• [Task instructions]
Select, from the material below, each line with "综合目录" in it.

------------------------------

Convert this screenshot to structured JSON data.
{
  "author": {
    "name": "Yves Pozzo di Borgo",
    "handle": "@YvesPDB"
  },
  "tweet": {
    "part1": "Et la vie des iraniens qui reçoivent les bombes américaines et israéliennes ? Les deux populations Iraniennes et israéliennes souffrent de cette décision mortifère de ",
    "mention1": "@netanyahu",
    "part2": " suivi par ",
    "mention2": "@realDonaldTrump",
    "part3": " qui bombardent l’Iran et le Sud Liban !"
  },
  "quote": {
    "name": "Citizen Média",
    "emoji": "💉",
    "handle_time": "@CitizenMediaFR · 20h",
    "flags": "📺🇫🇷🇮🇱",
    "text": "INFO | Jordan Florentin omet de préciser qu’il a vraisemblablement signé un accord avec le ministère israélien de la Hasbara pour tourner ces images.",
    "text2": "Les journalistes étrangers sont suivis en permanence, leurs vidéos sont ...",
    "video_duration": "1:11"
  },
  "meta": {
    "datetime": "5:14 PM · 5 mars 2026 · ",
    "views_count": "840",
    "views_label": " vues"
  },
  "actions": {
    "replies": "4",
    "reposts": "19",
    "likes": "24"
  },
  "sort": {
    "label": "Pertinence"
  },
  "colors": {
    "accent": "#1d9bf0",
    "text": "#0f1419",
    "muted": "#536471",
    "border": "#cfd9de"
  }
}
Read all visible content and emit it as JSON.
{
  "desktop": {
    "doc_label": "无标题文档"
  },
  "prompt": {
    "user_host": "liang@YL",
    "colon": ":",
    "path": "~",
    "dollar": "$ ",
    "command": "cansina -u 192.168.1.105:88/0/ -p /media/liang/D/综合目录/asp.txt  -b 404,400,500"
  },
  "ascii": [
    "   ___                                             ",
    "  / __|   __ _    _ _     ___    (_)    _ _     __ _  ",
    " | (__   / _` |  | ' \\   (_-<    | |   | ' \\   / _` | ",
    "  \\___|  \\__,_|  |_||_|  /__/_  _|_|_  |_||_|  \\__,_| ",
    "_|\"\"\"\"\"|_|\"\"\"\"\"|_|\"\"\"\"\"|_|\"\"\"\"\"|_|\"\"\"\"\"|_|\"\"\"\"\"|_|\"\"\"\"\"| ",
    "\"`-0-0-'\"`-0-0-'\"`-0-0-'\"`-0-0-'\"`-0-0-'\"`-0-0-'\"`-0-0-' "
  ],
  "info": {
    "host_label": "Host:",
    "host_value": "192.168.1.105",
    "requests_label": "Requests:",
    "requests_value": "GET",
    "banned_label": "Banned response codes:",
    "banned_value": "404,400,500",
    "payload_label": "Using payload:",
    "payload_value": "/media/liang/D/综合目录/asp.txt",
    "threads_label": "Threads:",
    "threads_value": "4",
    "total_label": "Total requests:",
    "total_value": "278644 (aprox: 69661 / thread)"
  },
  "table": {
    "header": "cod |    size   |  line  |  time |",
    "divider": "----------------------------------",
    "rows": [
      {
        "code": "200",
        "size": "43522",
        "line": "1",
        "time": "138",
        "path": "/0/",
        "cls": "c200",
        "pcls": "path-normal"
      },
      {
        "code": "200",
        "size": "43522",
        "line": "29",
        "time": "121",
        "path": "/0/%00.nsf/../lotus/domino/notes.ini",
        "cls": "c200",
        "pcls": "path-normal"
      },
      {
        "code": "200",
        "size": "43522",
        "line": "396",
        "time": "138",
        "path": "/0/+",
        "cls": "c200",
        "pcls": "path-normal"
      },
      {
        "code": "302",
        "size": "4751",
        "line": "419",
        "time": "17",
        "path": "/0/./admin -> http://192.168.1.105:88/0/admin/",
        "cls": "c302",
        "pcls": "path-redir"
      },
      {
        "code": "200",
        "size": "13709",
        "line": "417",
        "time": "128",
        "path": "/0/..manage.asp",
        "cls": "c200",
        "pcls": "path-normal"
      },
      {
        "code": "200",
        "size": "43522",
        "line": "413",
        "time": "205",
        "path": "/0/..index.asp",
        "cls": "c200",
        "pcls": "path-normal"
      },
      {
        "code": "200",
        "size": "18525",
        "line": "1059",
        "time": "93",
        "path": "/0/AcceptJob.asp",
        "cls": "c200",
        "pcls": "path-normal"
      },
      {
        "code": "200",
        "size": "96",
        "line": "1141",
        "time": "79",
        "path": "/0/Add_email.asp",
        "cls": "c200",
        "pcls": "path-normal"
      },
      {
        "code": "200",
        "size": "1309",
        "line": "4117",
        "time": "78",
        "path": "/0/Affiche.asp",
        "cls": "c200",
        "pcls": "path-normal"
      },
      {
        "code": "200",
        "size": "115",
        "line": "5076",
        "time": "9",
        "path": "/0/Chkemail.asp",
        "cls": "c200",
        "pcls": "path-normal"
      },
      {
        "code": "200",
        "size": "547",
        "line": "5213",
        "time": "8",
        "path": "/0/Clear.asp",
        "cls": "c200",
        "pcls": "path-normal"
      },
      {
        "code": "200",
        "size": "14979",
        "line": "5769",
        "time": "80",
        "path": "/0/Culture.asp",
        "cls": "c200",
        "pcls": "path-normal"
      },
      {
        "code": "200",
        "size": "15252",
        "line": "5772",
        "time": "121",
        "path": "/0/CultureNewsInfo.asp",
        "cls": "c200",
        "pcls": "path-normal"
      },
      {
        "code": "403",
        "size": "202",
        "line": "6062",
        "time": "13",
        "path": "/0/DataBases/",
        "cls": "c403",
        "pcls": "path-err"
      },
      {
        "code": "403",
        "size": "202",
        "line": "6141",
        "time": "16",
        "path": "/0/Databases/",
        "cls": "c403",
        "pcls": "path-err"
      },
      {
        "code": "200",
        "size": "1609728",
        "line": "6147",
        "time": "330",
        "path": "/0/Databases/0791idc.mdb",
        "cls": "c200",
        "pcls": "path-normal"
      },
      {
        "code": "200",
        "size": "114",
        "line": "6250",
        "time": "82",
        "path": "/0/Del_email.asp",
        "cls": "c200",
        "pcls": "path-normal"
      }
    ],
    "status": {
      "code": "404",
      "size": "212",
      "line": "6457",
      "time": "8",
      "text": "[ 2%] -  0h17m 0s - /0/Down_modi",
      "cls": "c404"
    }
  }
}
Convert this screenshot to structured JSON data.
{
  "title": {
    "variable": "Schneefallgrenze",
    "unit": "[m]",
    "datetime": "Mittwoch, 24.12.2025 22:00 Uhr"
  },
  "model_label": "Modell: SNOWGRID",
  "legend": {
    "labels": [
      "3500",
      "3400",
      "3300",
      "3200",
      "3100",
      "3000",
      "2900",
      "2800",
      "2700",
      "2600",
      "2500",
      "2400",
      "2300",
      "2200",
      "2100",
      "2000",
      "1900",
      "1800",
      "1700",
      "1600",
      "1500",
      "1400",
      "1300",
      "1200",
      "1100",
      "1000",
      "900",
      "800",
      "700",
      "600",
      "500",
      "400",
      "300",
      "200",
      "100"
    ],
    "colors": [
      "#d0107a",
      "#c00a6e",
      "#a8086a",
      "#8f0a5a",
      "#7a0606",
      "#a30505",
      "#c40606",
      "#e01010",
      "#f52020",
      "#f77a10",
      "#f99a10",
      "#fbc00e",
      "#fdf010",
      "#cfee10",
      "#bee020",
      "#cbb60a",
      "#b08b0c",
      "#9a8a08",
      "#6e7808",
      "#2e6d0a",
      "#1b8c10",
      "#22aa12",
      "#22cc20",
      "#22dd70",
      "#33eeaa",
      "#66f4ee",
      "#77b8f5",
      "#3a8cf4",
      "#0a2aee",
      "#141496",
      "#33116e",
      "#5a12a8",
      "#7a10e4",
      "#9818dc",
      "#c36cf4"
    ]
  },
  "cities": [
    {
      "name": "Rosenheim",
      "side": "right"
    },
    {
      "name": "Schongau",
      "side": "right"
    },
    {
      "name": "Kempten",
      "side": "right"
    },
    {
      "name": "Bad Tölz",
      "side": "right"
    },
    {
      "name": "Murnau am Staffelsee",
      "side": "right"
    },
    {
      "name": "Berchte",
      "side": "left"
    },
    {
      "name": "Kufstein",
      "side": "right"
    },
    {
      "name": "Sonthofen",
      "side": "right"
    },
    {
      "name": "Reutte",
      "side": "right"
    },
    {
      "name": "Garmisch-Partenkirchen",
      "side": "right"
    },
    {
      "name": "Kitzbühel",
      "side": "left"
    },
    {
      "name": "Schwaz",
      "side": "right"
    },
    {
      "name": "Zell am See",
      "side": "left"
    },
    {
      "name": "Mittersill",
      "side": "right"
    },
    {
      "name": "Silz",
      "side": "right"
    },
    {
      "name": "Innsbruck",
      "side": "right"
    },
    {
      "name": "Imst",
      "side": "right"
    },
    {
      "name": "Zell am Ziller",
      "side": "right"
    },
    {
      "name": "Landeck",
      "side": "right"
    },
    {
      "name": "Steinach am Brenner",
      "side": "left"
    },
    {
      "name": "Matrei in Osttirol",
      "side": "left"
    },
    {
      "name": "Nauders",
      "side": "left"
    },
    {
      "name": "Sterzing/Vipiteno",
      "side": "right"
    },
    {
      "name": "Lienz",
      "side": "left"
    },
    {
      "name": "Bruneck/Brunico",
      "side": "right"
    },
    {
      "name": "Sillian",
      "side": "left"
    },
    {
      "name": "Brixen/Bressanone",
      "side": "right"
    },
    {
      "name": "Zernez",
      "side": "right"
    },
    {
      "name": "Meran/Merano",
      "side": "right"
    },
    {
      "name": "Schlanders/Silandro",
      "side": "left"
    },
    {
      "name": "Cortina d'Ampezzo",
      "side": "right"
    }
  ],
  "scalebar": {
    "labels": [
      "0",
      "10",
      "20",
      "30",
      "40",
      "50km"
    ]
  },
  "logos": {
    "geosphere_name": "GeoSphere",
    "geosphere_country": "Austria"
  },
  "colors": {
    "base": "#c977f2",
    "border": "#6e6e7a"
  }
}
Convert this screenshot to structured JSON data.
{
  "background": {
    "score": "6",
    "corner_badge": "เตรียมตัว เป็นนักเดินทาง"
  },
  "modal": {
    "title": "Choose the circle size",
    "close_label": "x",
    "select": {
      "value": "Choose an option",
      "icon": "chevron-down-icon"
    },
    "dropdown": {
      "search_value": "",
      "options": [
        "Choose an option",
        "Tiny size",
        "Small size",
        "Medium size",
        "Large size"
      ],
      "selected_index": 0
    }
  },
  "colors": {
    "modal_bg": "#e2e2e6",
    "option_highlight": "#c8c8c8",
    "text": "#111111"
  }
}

------------------------------

• [Complete output]
    "command": "cansina -u 192.168.1.105:88/0/ -p /media/liang/D/综合目录/asp.txt  -b 404,400,500"
    "payload_value": "/media/liang/D/综合目录/asp.txt",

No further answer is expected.